>>>
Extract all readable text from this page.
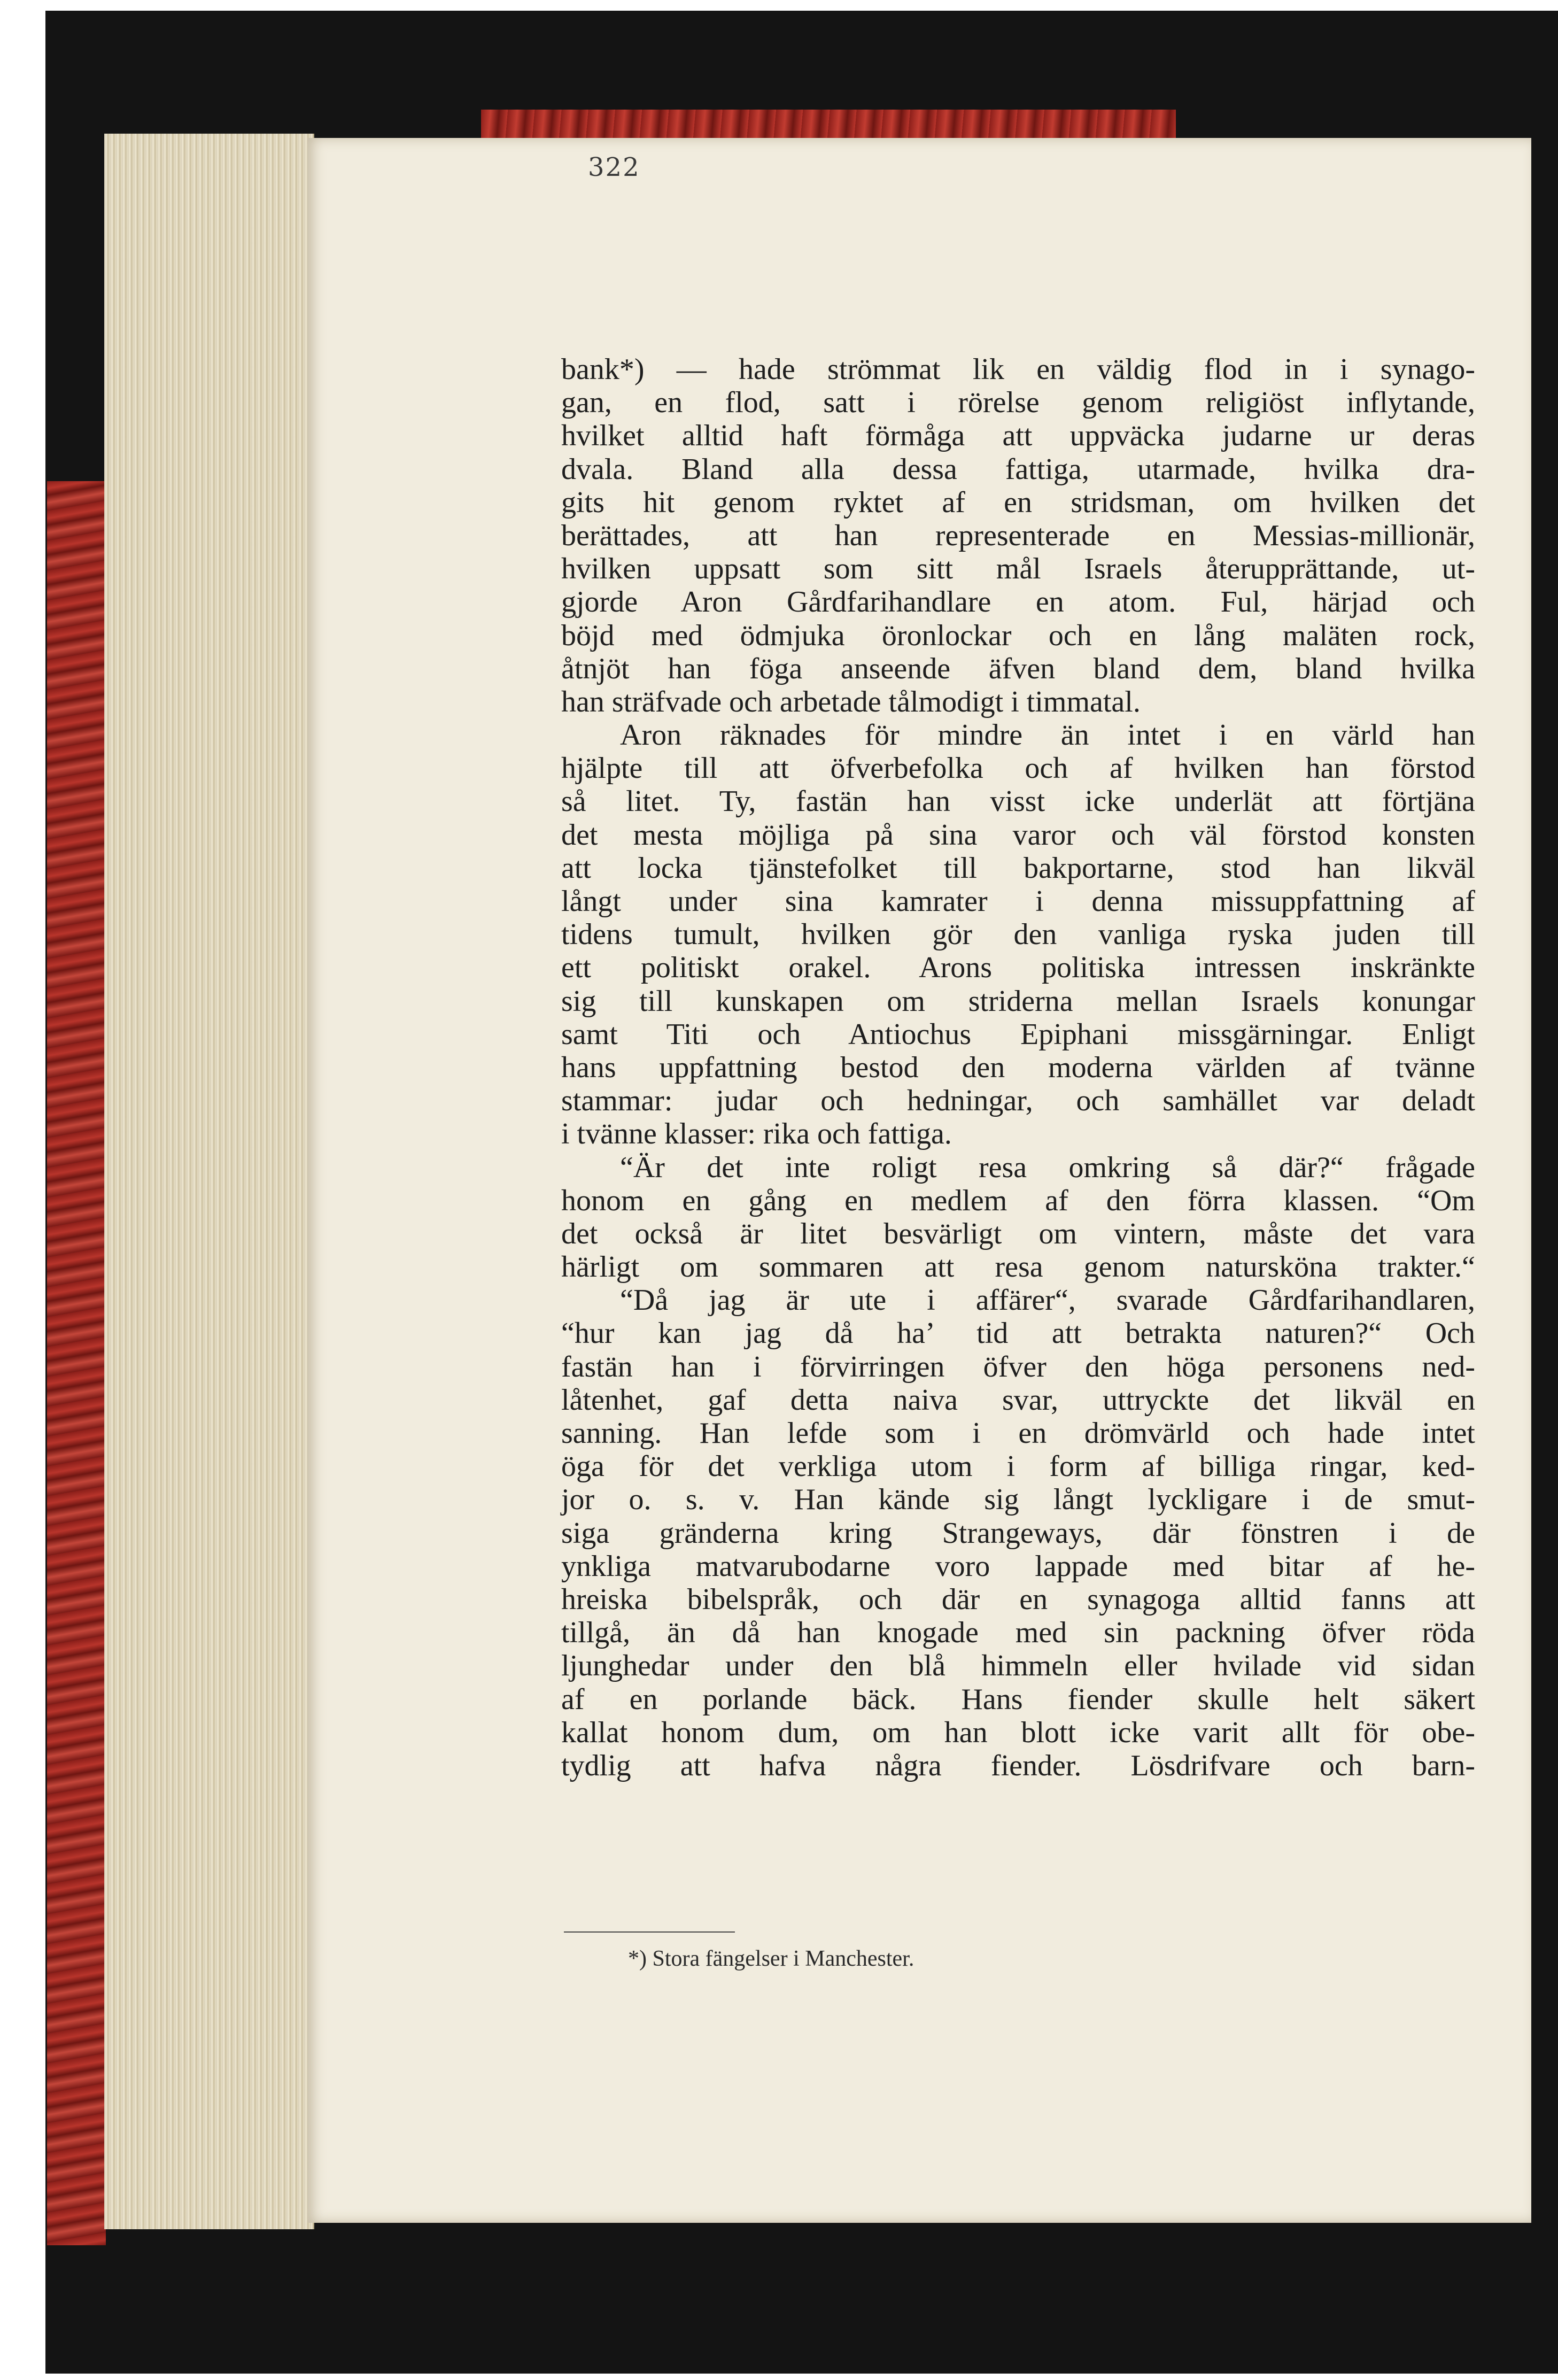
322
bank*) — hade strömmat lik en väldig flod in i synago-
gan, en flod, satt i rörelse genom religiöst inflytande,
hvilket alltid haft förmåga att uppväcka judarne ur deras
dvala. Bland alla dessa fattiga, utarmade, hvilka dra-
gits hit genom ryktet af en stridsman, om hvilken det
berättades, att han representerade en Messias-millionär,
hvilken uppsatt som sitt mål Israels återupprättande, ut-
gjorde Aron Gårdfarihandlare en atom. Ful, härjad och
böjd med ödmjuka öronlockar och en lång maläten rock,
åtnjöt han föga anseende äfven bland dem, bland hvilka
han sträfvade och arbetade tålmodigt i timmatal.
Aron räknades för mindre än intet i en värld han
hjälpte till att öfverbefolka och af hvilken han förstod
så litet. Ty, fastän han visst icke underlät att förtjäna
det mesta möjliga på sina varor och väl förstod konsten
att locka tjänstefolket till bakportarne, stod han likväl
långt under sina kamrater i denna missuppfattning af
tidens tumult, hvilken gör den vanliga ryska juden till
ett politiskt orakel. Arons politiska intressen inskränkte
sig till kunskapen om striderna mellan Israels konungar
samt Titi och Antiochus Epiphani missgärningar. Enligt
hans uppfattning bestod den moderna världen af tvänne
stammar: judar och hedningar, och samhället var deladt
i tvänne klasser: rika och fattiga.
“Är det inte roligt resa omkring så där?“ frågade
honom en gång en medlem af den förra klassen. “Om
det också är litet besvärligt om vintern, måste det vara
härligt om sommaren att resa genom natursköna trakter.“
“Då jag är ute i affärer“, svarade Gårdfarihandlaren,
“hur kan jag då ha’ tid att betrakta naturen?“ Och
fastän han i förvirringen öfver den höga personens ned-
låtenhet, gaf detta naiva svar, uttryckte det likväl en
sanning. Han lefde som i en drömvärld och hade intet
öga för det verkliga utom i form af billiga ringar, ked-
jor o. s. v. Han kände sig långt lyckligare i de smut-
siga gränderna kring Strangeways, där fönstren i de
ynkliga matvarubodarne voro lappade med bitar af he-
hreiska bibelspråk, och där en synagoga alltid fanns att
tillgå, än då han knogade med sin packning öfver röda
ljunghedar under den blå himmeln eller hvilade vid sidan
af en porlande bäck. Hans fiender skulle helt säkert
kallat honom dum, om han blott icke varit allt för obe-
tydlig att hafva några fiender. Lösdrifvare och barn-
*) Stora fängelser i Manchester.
<<<
## WHAT TO DO:
Lines containing the word "tvänne" are to be pulled from the records and copied.

## TASK OUTPUT:
hans uppfattning bestod den moderna världen af tvänne
i tvänne klasser: rika och fattiga.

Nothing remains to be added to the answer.